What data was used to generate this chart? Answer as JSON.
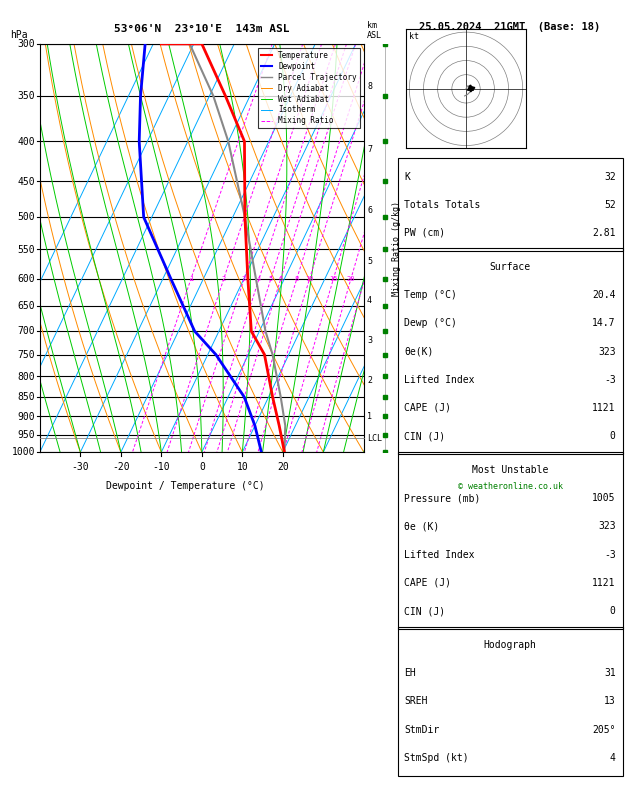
{
  "title_left": "53°06'N  23°10'E  143m ASL",
  "title_right": "25.05.2024  21GMT  (Base: 18)",
  "xlabel": "Dewpoint / Temperature (°C)",
  "pressure_levels": [
    300,
    350,
    400,
    450,
    500,
    550,
    600,
    650,
    700,
    750,
    800,
    850,
    900,
    950,
    1000
  ],
  "pmin": 300,
  "pmax": 1000,
  "tmin": -40,
  "tmax": 40,
  "skew_factor": 0.6,
  "isotherm_color": "#00AAFF",
  "dry_adiabat_color": "#FF8C00",
  "wet_adiabat_color": "#00CC00",
  "mixing_ratio_color": "#FF00FF",
  "mixing_ratios": [
    1,
    2,
    3,
    4,
    5,
    6,
    8,
    10,
    15,
    20,
    25
  ],
  "temp_profile_T": [
    20.4,
    16.0,
    11.0,
    4.0,
    -2.0,
    -9.0,
    -17.0,
    -26.0,
    -36.0,
    -48.0,
    -58.0
  ],
  "temp_profile_P": [
    1000,
    925,
    850,
    750,
    700,
    600,
    500,
    400,
    350,
    300,
    300
  ],
  "dewp_profile_T": [
    14.7,
    10.0,
    4.0,
    -8.0,
    -16.0,
    -28.0,
    -42.0,
    -52.0,
    -57.0,
    -62.0,
    -62.0
  ],
  "dewp_profile_P": [
    1000,
    925,
    850,
    750,
    700,
    600,
    500,
    400,
    350,
    300,
    300
  ],
  "parcel_profile_T": [
    20.4,
    17.5,
    13.0,
    6.0,
    1.5,
    -7.0,
    -17.0,
    -30.0,
    -39.0,
    -51.0,
    -51.0
  ],
  "parcel_profile_P": [
    1000,
    925,
    850,
    750,
    700,
    600,
    500,
    400,
    350,
    300,
    300
  ],
  "lcl_pressure": 960,
  "temp_color": "#FF0000",
  "dewp_color": "#0000FF",
  "parcel_color": "#888888",
  "background_color": "#FFFFFF",
  "km_ticks": [
    1,
    2,
    3,
    4,
    5,
    6,
    7,
    8
  ],
  "km_pressures": [
    900,
    810,
    720,
    640,
    570,
    490,
    410,
    340
  ],
  "wind_pressures": [
    1000,
    950,
    900,
    850,
    800,
    750,
    700,
    650,
    600,
    550,
    500,
    450,
    400,
    350,
    300
  ],
  "stats": {
    "K": 32,
    "Totals Totals": 52,
    "PW (cm)": 2.81,
    "Surface_label": "Surface",
    "Temp_C": 20.4,
    "Dewp_C": 14.7,
    "theta_e_K": 323,
    "Lifted_Index": -3,
    "CAPE_J": 1121,
    "CIN_J": 0,
    "MU_label": "Most Unstable",
    "MU_Pressure_mb": 1005,
    "MU_theta_e_K": 323,
    "MU_Lifted_Index": -3,
    "MU_CAPE_J": 1121,
    "MU_CIN_J": 0,
    "Hodo_label": "Hodograph",
    "EH": 31,
    "SREH": 13,
    "StmDir": "205°",
    "StmSpd_kt": 4
  }
}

What to do
Go through the material above and print all of it exactly, except the pictures.

The solution
What data was used to generate this chart? Answer as JSON.
{
  "title_left": "53°06'N  23°10'E  143m ASL",
  "title_right": "25.05.2024  21GMT  (Base: 18)",
  "xlabel": "Dewpoint / Temperature (°C)",
  "pressure_levels": [
    300,
    350,
    400,
    450,
    500,
    550,
    600,
    650,
    700,
    750,
    800,
    850,
    900,
    950,
    1000
  ],
  "pmin": 300,
  "pmax": 1000,
  "tmin": -40,
  "tmax": 40,
  "skew_factor": 0.6,
  "isotherm_color": "#00AAFF",
  "dry_adiabat_color": "#FF8C00",
  "wet_adiabat_color": "#00CC00",
  "mixing_ratio_color": "#FF00FF",
  "mixing_ratios": [
    1,
    2,
    3,
    4,
    5,
    6,
    8,
    10,
    15,
    20,
    25
  ],
  "temp_profile_T": [
    20.4,
    16.0,
    11.0,
    4.0,
    -2.0,
    -9.0,
    -17.0,
    -26.0,
    -36.0,
    -48.0,
    -58.0
  ],
  "temp_profile_P": [
    1000,
    925,
    850,
    750,
    700,
    600,
    500,
    400,
    350,
    300,
    300
  ],
  "dewp_profile_T": [
    14.7,
    10.0,
    4.0,
    -8.0,
    -16.0,
    -28.0,
    -42.0,
    -52.0,
    -57.0,
    -62.0,
    -62.0
  ],
  "dewp_profile_P": [
    1000,
    925,
    850,
    750,
    700,
    600,
    500,
    400,
    350,
    300,
    300
  ],
  "parcel_profile_T": [
    20.4,
    17.5,
    13.0,
    6.0,
    1.5,
    -7.0,
    -17.0,
    -30.0,
    -39.0,
    -51.0,
    -51.0
  ],
  "parcel_profile_P": [
    1000,
    925,
    850,
    750,
    700,
    600,
    500,
    400,
    350,
    300,
    300
  ],
  "lcl_pressure": 960,
  "temp_color": "#FF0000",
  "dewp_color": "#0000FF",
  "parcel_color": "#888888",
  "background_color": "#FFFFFF",
  "km_ticks": [
    1,
    2,
    3,
    4,
    5,
    6,
    7,
    8
  ],
  "km_pressures": [
    900,
    810,
    720,
    640,
    570,
    490,
    410,
    340
  ],
  "wind_pressures": [
    1000,
    950,
    900,
    850,
    800,
    750,
    700,
    650,
    600,
    550,
    500,
    450,
    400,
    350,
    300
  ],
  "stats": {
    "K": 32,
    "Totals Totals": 52,
    "PW (cm)": 2.81,
    "Surface_label": "Surface",
    "Temp_C": 20.4,
    "Dewp_C": 14.7,
    "theta_e_K": 323,
    "Lifted_Index": -3,
    "CAPE_J": 1121,
    "CIN_J": 0,
    "MU_label": "Most Unstable",
    "MU_Pressure_mb": 1005,
    "MU_theta_e_K": 323,
    "MU_Lifted_Index": -3,
    "MU_CAPE_J": 1121,
    "MU_CIN_J": 0,
    "Hodo_label": "Hodograph",
    "EH": 31,
    "SREH": 13,
    "StmDir": "205°",
    "StmSpd_kt": 4
  }
}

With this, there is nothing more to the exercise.